Exact reproduction of the data is required, with images excluded.

Start of Records supplied

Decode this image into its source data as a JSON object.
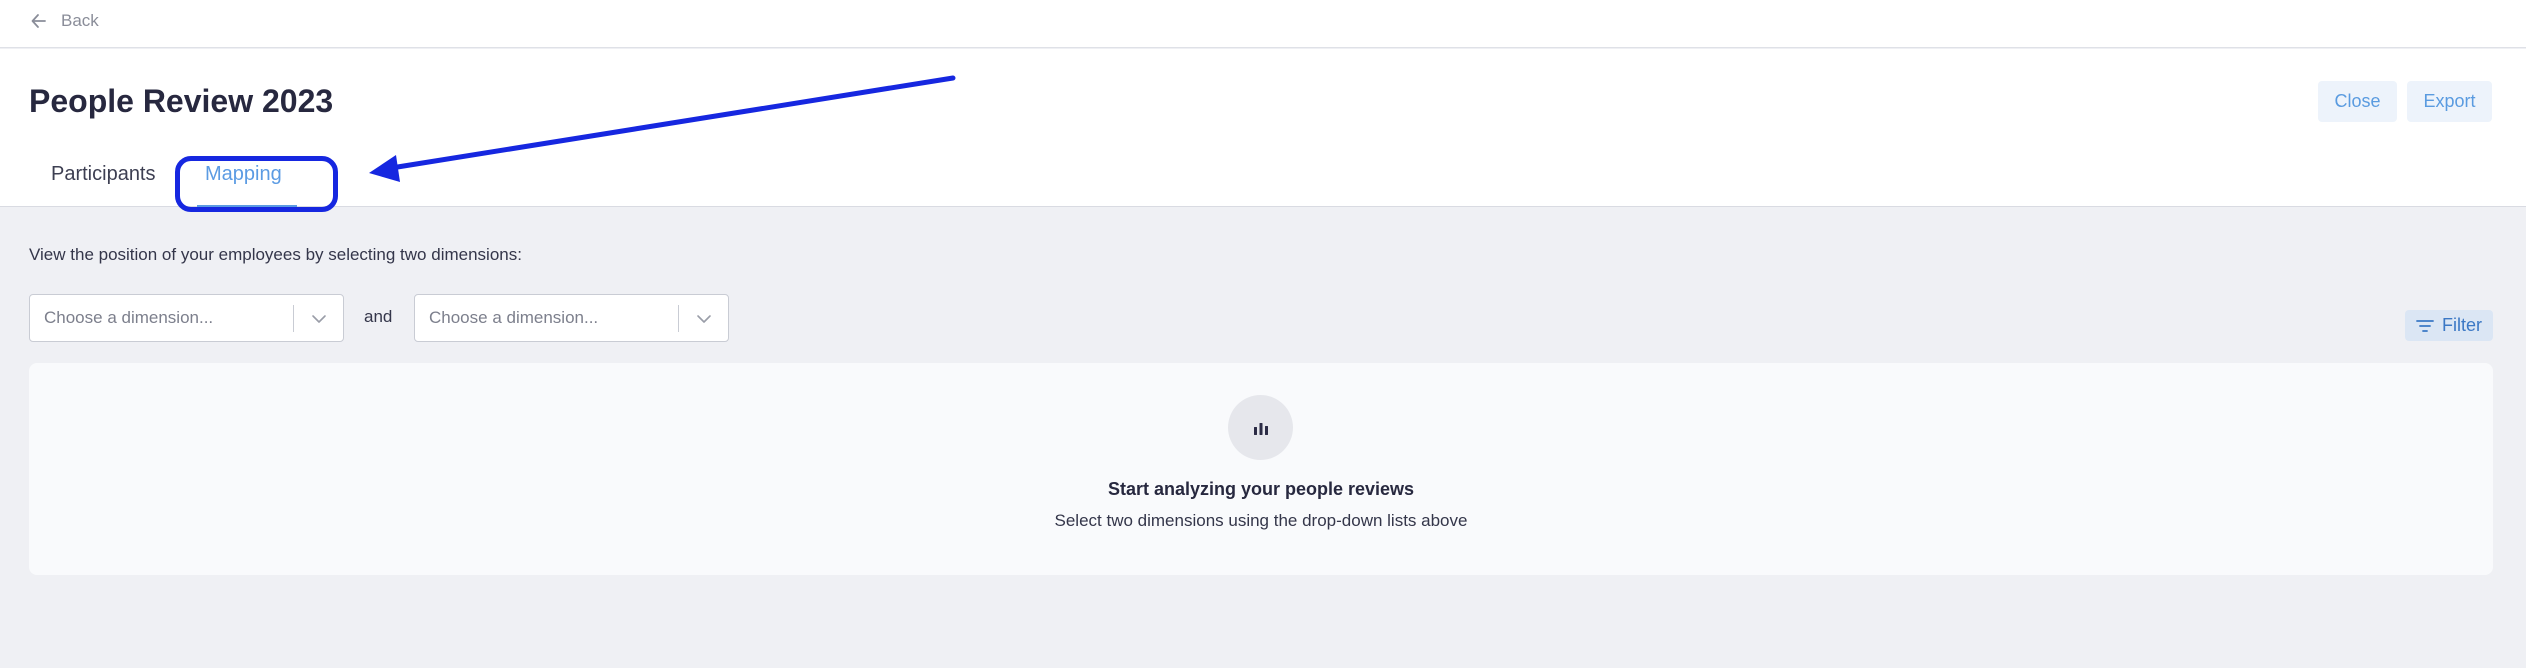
{
  "topbar": {
    "back_label": "Back"
  },
  "header": {
    "title": "People Review 2023",
    "close_label": "Close",
    "export_label": "Export"
  },
  "tabs": [
    {
      "label": "Participants",
      "active": false
    },
    {
      "label": "Mapping",
      "active": true
    }
  ],
  "mapping": {
    "instruction": "View the position of your employees by selecting two dimensions:",
    "dimension_1": {
      "placeholder": "Choose a dimension..."
    },
    "connector": "and",
    "dimension_2": {
      "placeholder": "Choose a dimension..."
    },
    "filter_label": "Filter"
  },
  "empty_state": {
    "icon": "bar-chart-icon",
    "title": "Start analyzing your people reviews",
    "subtitle": "Select two dimensions using the drop-down lists above"
  },
  "annotation": {
    "color": "#1627e0",
    "target": "Mapping tab"
  },
  "colors": {
    "accent": "#5b9be3",
    "page_bg": "#eff0f4"
  }
}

End of Records supplied

-- The result --
Decode this image into its source data as a JSON object.
{
  "topbar": {
    "back_label": "Back"
  },
  "header": {
    "title": "People Review 2023",
    "close_label": "Close",
    "export_label": "Export"
  },
  "tabs": [
    {
      "label": "Participants",
      "active": false
    },
    {
      "label": "Mapping",
      "active": true
    }
  ],
  "mapping": {
    "instruction": "View the position of your employees by selecting two dimensions:",
    "dimension_1": {
      "placeholder": "Choose a dimension..."
    },
    "connector": "and",
    "dimension_2": {
      "placeholder": "Choose a dimension..."
    },
    "filter_label": "Filter"
  },
  "empty_state": {
    "icon": "bar-chart-icon",
    "title": "Start analyzing your people reviews",
    "subtitle": "Select two dimensions using the drop-down lists above"
  },
  "annotation": {
    "color": "#1627e0",
    "target": "Mapping tab"
  },
  "colors": {
    "accent": "#5b9be3",
    "page_bg": "#eff0f4"
  }
}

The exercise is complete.